___ EXCERPTED DATA ___

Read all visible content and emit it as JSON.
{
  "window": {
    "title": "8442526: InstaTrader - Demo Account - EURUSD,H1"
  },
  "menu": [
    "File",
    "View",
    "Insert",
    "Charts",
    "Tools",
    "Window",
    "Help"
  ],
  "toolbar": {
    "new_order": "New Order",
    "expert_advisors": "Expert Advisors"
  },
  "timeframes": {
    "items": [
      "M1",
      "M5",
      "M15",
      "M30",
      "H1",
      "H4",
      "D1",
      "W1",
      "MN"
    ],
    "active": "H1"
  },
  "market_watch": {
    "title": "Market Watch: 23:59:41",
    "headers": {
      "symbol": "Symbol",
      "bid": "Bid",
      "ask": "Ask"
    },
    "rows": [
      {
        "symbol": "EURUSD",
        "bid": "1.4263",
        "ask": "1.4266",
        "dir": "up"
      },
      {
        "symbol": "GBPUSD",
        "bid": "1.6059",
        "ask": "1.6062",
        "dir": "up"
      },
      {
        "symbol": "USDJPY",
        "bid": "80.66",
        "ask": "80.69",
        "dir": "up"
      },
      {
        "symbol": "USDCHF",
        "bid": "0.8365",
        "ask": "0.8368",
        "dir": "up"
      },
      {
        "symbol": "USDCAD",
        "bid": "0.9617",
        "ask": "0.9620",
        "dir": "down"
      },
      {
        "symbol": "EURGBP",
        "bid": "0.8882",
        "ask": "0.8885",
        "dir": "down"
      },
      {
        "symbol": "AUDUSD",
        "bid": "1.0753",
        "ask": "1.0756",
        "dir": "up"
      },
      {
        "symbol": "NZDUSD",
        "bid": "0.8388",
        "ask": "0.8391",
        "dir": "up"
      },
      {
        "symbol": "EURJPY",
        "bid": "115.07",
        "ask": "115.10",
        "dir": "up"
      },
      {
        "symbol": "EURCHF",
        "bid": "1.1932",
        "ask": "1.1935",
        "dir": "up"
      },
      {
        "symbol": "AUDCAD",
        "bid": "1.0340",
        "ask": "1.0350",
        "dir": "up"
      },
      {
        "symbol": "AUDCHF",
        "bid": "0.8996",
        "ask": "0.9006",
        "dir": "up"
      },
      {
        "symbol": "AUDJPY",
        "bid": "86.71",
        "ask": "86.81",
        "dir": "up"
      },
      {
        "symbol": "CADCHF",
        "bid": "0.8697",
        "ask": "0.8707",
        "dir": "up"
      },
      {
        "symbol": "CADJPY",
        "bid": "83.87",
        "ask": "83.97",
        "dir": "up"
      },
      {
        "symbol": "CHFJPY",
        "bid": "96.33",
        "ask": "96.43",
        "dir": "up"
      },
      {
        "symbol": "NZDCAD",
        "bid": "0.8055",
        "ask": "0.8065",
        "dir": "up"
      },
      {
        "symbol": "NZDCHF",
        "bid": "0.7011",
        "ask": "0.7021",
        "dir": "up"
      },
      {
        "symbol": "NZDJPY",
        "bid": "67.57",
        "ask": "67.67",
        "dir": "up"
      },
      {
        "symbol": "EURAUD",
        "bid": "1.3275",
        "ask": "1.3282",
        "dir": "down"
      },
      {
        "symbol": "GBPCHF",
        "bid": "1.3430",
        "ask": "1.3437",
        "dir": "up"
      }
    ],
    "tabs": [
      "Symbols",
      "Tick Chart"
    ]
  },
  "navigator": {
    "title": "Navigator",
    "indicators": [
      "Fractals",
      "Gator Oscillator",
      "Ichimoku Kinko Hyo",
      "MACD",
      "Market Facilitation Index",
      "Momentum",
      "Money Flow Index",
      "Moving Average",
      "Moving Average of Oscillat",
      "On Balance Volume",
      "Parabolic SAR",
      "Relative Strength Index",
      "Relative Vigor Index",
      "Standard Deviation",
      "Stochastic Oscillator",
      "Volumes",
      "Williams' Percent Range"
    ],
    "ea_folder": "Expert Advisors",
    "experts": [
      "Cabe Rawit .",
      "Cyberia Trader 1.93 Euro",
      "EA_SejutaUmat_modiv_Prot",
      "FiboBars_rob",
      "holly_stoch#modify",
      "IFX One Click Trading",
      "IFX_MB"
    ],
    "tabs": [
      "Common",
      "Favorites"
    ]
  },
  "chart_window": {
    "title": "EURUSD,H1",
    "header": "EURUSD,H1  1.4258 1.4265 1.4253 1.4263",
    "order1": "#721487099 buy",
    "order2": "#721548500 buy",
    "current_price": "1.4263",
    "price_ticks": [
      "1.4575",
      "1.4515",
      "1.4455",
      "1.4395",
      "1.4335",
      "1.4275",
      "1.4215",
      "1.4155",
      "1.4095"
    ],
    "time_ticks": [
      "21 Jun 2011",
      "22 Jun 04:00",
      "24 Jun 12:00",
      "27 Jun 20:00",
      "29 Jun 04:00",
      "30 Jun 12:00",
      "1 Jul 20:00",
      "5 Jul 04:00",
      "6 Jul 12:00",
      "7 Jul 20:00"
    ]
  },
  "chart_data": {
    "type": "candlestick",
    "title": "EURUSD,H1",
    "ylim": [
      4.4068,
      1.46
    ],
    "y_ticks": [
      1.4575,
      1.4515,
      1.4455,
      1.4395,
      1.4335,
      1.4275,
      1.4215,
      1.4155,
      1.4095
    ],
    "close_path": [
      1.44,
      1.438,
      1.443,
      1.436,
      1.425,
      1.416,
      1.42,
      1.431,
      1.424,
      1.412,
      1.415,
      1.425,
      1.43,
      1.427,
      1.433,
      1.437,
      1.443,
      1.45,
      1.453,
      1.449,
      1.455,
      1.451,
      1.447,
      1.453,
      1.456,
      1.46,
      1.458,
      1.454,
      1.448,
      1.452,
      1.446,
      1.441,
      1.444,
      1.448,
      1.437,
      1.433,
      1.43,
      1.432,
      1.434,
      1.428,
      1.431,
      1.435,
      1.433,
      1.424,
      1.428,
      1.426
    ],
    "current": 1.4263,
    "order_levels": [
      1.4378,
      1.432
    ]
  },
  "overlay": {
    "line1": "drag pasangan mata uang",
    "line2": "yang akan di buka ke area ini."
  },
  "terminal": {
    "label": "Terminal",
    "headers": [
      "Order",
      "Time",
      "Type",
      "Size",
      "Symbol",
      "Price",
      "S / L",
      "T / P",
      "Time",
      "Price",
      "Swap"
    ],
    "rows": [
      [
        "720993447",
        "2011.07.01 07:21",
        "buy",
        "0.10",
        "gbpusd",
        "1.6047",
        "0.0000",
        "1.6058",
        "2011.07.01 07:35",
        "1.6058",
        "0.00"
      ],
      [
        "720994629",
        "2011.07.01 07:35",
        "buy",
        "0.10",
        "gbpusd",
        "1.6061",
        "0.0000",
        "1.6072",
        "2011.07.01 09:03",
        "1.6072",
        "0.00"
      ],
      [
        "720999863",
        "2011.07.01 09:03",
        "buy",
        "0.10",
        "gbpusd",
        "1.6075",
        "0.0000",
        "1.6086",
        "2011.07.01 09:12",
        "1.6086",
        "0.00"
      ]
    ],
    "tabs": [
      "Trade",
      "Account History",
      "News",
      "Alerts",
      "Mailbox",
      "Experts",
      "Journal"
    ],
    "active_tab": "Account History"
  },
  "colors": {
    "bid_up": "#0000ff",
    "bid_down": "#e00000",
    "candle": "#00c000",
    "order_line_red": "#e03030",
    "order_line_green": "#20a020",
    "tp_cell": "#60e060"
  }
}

___

[EXERCISE BRIEF] Every record above should be output exactly.

[SOLUTION BELOW]
Read all visible content and emit it as JSON.
{
  "window": {
    "title": "8442526: InstaTrader - Demo Account - EURUSD,H1"
  },
  "menu": [
    "File",
    "View",
    "Insert",
    "Charts",
    "Tools",
    "Window",
    "Help"
  ],
  "toolbar": {
    "new_order": "New Order",
    "expert_advisors": "Expert Advisors"
  },
  "timeframes": {
    "items": [
      "M1",
      "M5",
      "M15",
      "M30",
      "H1",
      "H4",
      "D1",
      "W1",
      "MN"
    ],
    "active": "H1"
  },
  "market_watch": {
    "title": "Market Watch: 23:59:41",
    "headers": {
      "symbol": "Symbol",
      "bid": "Bid",
      "ask": "Ask"
    },
    "rows": [
      {
        "symbol": "EURUSD",
        "bid": "1.4263",
        "ask": "1.4266",
        "dir": "up"
      },
      {
        "symbol": "GBPUSD",
        "bid": "1.6059",
        "ask": "1.6062",
        "dir": "up"
      },
      {
        "symbol": "USDJPY",
        "bid": "80.66",
        "ask": "80.69",
        "dir": "up"
      },
      {
        "symbol": "USDCHF",
        "bid": "0.8365",
        "ask": "0.8368",
        "dir": "up"
      },
      {
        "symbol": "USDCAD",
        "bid": "0.9617",
        "ask": "0.9620",
        "dir": "down"
      },
      {
        "symbol": "EURGBP",
        "bid": "0.8882",
        "ask": "0.8885",
        "dir": "down"
      },
      {
        "symbol": "AUDUSD",
        "bid": "1.0753",
        "ask": "1.0756",
        "dir": "up"
      },
      {
        "symbol": "NZDUSD",
        "bid": "0.8388",
        "ask": "0.8391",
        "dir": "up"
      },
      {
        "symbol": "EURJPY",
        "bid": "115.07",
        "ask": "115.10",
        "dir": "up"
      },
      {
        "symbol": "EURCHF",
        "bid": "1.1932",
        "ask": "1.1935",
        "dir": "up"
      },
      {
        "symbol": "AUDCAD",
        "bid": "1.0340",
        "ask": "1.0350",
        "dir": "up"
      },
      {
        "symbol": "AUDCHF",
        "bid": "0.8996",
        "ask": "0.9006",
        "dir": "up"
      },
      {
        "symbol": "AUDJPY",
        "bid": "86.71",
        "ask": "86.81",
        "dir": "up"
      },
      {
        "symbol": "CADCHF",
        "bid": "0.8697",
        "ask": "0.8707",
        "dir": "up"
      },
      {
        "symbol": "CADJPY",
        "bid": "83.87",
        "ask": "83.97",
        "dir": "up"
      },
      {
        "symbol": "CHFJPY",
        "bid": "96.33",
        "ask": "96.43",
        "dir": "up"
      },
      {
        "symbol": "NZDCAD",
        "bid": "0.8055",
        "ask": "0.8065",
        "dir": "up"
      },
      {
        "symbol": "NZDCHF",
        "bid": "0.7011",
        "ask": "0.7021",
        "dir": "up"
      },
      {
        "symbol": "NZDJPY",
        "bid": "67.57",
        "ask": "67.67",
        "dir": "up"
      },
      {
        "symbol": "EURAUD",
        "bid": "1.3275",
        "ask": "1.3282",
        "dir": "down"
      },
      {
        "symbol": "GBPCHF",
        "bid": "1.3430",
        "ask": "1.3437",
        "dir": "up"
      }
    ],
    "tabs": [
      "Symbols",
      "Tick Chart"
    ]
  },
  "navigator": {
    "title": "Navigator",
    "indicators": [
      "Fractals",
      "Gator Oscillator",
      "Ichimoku Kinko Hyo",
      "MACD",
      "Market Facilitation Index",
      "Momentum",
      "Money Flow Index",
      "Moving Average",
      "Moving Average of Oscillat",
      "On Balance Volume",
      "Parabolic SAR",
      "Relative Strength Index",
      "Relative Vigor Index",
      "Standard Deviation",
      "Stochastic Oscillator",
      "Volumes",
      "Williams' Percent Range"
    ],
    "ea_folder": "Expert Advisors",
    "experts": [
      "Cabe Rawit .",
      "Cyberia Trader 1.93 Euro",
      "EA_SejutaUmat_modiv_Prot",
      "FiboBars_rob",
      "holly_stoch#modify",
      "IFX One Click Trading",
      "IFX_MB"
    ],
    "tabs": [
      "Common",
      "Favorites"
    ]
  },
  "chart_window": {
    "title": "EURUSD,H1",
    "header": "EURUSD,H1  1.4258 1.4265 1.4253 1.4263",
    "order1": "#721487099 buy",
    "order2": "#721548500 buy",
    "current_price": "1.4263",
    "price_ticks": [
      "1.4575",
      "1.4515",
      "1.4455",
      "1.4395",
      "1.4335",
      "1.4275",
      "1.4215",
      "1.4155",
      "1.4095"
    ],
    "time_ticks": [
      "21 Jun 2011",
      "22 Jun 04:00",
      "24 Jun 12:00",
      "27 Jun 20:00",
      "29 Jun 04:00",
      "30 Jun 12:00",
      "1 Jul 20:00",
      "5 Jul 04:00",
      "6 Jul 12:00",
      "7 Jul 20:00"
    ]
  },
  "chart_data": {
    "type": "candlestick",
    "title": "EURUSD,H1",
    "ylim": [
      4.4068,
      1.46
    ],
    "y_ticks": [
      1.4575,
      1.4515,
      1.4455,
      1.4395,
      1.4335,
      1.4275,
      1.4215,
      1.4155,
      1.4095
    ],
    "close_path": [
      1.44,
      1.438,
      1.443,
      1.436,
      1.425,
      1.416,
      1.42,
      1.431,
      1.424,
      1.412,
      1.415,
      1.425,
      1.43,
      1.427,
      1.433,
      1.437,
      1.443,
      1.45,
      1.453,
      1.449,
      1.455,
      1.451,
      1.447,
      1.453,
      1.456,
      1.46,
      1.458,
      1.454,
      1.448,
      1.452,
      1.446,
      1.441,
      1.444,
      1.448,
      1.437,
      1.433,
      1.43,
      1.432,
      1.434,
      1.428,
      1.431,
      1.435,
      1.433,
      1.424,
      1.428,
      1.426
    ],
    "current": 1.4263,
    "order_levels": [
      1.4378,
      1.432
    ]
  },
  "overlay": {
    "line1": "drag pasangan mata uang",
    "line2": "yang akan di buka ke area ini."
  },
  "terminal": {
    "label": "Terminal",
    "headers": [
      "Order",
      "Time",
      "Type",
      "Size",
      "Symbol",
      "Price",
      "S / L",
      "T / P",
      "Time",
      "Price",
      "Swap"
    ],
    "rows": [
      [
        "720993447",
        "2011.07.01 07:21",
        "buy",
        "0.10",
        "gbpusd",
        "1.6047",
        "0.0000",
        "1.6058",
        "2011.07.01 07:35",
        "1.6058",
        "0.00"
      ],
      [
        "720994629",
        "2011.07.01 07:35",
        "buy",
        "0.10",
        "gbpusd",
        "1.6061",
        "0.0000",
        "1.6072",
        "2011.07.01 09:03",
        "1.6072",
        "0.00"
      ],
      [
        "720999863",
        "2011.07.01 09:03",
        "buy",
        "0.10",
        "gbpusd",
        "1.6075",
        "0.0000",
        "1.6086",
        "2011.07.01 09:12",
        "1.6086",
        "0.00"
      ]
    ],
    "tabs": [
      "Trade",
      "Account History",
      "News",
      "Alerts",
      "Mailbox",
      "Experts",
      "Journal"
    ],
    "active_tab": "Account History"
  },
  "colors": {
    "bid_up": "#0000ff",
    "bid_down": "#e00000",
    "candle": "#00c000",
    "order_line_red": "#e03030",
    "order_line_green": "#20a020",
    "tp_cell": "#60e060"
  }
}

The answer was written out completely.